Text segment START

The next Monday, Julia reported at 7 a.m. for her first solo shift as an ICU nurse. She quickly discovered that M. J. wasn't kidding when she warned that there would be no special treatment.

The patient waiting for her was one of the toughest cases in the unit that day: an immense, schizophrenic man who apparently had steered his wheelchair into the path of an oncoming car. Now, Julia realized, it really was time for her to ''sink or swim."

The man, 42, had come up painfully short of suicide, winding up in a coma with head injuries, a fractured pelvis, a ruptured bladder, possible kidney failure, a broken leg, pneumonia, and a drug-resistant staph infection. He lay motionless, covered only in a loincloth, his breathing so shaky that it was unsafe even to X-ray his injuries. ''He's a do-not-move right now," said night nurse Deborah Simonetti.

But there was plenty of work for Julia: To start with, her patient needed 20 different medications, from pain relievers to antipsychotic drugs to laxatives.

Julia was surprised that she had such an unstable patient on her very first day, but she was game, peppering Simonetti with questions -- What's the blood pressure goal? What kind of IV fluids? Does he have bowel sounds? -- and writing questions for the doctors on a piece of white adhesive tape that she stuck to a small table. After a half-hour briefing from Simonetti, Julia did her own assessment of the patient, taking his temperature, flashing light in his eyes to test his responsiveness, checking his respirator for leaks, leaving nothing to chance. ''I'm starting to figure out what I'm doing," she said.

But there was still so much to learn. Julia gave a puzzled look when nurse Suzanne Francis handed her a small black box with two electrodes to test her unconscious patient's reflexes. Francis asked if she could show Julia how to use the Innervator, but Julia demurred, preferring to figure it out for herself.

She attached one electrode to the man's left wrist and the other to his thumb, then turned on the electrical current. The patient's left thumb jumped ever so slightly, showing that there was lingering nerve function; her patient was not completely comatose.

Text segment END
Supplied material START

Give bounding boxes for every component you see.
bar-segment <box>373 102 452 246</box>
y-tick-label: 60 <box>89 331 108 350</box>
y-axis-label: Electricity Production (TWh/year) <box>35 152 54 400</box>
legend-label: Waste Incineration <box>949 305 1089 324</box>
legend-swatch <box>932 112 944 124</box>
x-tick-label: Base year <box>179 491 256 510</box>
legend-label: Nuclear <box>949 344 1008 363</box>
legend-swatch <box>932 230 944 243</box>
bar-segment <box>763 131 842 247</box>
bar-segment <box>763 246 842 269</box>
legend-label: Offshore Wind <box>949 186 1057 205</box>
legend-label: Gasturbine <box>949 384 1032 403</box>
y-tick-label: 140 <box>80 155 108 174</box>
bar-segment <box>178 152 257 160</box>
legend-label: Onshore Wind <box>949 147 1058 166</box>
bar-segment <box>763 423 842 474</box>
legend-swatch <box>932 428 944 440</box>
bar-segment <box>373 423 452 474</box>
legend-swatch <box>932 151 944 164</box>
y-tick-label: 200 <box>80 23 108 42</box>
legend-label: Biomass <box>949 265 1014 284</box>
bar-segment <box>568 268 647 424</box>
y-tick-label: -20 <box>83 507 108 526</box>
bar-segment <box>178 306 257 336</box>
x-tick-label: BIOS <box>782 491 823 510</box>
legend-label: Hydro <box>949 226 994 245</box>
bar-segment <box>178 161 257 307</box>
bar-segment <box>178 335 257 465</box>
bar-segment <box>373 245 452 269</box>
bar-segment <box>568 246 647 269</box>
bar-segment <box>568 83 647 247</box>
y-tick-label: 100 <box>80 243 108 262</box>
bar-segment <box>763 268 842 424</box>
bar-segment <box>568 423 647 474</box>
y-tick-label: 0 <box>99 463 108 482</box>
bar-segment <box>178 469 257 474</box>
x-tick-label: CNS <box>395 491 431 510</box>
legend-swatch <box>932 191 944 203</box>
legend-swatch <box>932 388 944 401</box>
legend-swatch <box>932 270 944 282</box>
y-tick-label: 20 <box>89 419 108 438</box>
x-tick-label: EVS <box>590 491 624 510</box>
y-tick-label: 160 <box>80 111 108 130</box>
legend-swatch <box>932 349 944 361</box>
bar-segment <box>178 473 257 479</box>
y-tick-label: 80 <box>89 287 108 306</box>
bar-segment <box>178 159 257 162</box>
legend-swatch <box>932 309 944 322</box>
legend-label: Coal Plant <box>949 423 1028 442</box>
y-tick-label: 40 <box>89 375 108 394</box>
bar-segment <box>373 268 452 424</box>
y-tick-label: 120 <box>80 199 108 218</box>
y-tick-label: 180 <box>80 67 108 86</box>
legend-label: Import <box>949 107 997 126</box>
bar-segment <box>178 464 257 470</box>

Supplied material END

Continue the account of Julia's first solo ICU shift, starting after the last sentence shown.

#### Answer below
''Yes!" said Julia. She had solved her first puzzle as a full-fledged ICU nurse.

And she had done it without asking for help.

In the weeks that followed, M. J. waited for the rumor mill to pass word of how her former student was working out. M. J. knew that, as the teacher, she, too, would be judged by Julia's work, and that other veteran nurses would be quick to let her know if things had gone awry.

But all the reports were excellent. One nurse did have a conflict with Julia, but when M. J. investigated, she took Julia's side. By early June, M. J. said: ''I've had nothing but good feedback the last two to three weeks. Somebody came up to me and said, 'You guys did such a good job. She's very focused.' " The favorable reports have continued into the fall.

For M. J., the final proof of Julia's growth came one day in May, when she was tending a patient across the hall from her. Julia needed to get an unstable patient ready to leave the room for an MRI, a time-consuming test that requires more preparation than the usual movement of patients between rooms. Because Julia had never done it before, she crossed the hall to ask M. J. for advice.

''At times," M. J. reflected on their long months together, ''I thought she was acting more like a medical student or a resident rather than a nurse. . . . Now that she's on her own, she realizes that she has to be a nurse. . . . I think she's going to be a great nurse."

Julia, too, felt she had come a long way from the day she showed up at Mass. General, cocksure but also intimidated. There was no one moment of enlightenment, she said. ''At some point, I just got it." Julia now understood that she would never ''know it all," and that she would always draw strength from those working with her.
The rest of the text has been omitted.